The task: Collect the lines of the entries where "United" shows up.

Data rows:

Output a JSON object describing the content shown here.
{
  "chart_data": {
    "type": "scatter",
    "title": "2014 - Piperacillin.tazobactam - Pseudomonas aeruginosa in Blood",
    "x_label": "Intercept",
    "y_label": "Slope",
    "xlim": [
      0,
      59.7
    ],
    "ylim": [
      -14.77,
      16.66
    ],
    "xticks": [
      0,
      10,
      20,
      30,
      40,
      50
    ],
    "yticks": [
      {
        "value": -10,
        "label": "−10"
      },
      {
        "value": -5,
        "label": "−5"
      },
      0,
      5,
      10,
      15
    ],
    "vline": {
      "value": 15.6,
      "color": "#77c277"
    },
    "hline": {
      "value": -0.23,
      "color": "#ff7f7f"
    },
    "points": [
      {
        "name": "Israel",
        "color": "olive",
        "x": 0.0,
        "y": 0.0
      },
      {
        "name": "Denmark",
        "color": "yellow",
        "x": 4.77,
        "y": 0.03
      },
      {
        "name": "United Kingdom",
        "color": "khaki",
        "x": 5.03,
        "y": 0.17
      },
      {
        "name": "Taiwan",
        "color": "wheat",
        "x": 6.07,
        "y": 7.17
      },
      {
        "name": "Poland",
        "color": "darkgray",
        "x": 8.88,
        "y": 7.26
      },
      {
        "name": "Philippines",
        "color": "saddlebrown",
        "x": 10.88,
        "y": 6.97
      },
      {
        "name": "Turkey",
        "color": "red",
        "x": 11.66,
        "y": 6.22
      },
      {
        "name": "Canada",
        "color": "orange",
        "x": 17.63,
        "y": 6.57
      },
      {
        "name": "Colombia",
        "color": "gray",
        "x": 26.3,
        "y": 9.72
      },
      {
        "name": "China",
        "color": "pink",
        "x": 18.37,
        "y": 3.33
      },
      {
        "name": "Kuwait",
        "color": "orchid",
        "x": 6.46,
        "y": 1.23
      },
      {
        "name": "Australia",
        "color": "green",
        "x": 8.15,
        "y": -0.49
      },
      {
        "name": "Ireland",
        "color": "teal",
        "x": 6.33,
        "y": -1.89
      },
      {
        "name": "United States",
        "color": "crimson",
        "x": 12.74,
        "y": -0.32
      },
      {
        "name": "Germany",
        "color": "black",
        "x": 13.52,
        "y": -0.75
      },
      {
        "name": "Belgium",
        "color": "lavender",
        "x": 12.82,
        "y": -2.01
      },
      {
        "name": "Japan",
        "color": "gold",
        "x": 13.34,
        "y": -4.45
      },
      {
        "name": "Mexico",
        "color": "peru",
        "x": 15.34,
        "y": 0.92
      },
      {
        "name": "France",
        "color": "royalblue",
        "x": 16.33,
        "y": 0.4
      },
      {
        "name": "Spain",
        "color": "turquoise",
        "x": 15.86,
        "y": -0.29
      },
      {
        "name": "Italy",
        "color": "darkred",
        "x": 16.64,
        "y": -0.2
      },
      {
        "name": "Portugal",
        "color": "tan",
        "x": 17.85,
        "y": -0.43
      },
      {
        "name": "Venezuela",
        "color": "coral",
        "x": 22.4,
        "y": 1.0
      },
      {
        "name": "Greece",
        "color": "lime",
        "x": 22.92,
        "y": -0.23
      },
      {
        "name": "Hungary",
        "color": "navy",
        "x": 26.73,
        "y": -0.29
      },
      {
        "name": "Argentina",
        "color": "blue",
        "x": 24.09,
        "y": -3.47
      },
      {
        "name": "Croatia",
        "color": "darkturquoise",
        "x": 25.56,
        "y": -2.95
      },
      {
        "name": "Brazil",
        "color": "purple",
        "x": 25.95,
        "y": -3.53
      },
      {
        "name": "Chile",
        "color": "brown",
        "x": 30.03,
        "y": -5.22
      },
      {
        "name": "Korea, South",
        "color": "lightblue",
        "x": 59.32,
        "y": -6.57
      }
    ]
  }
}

Solution for this exercise:
        "name": "United Kingdom",
        "name": "United States",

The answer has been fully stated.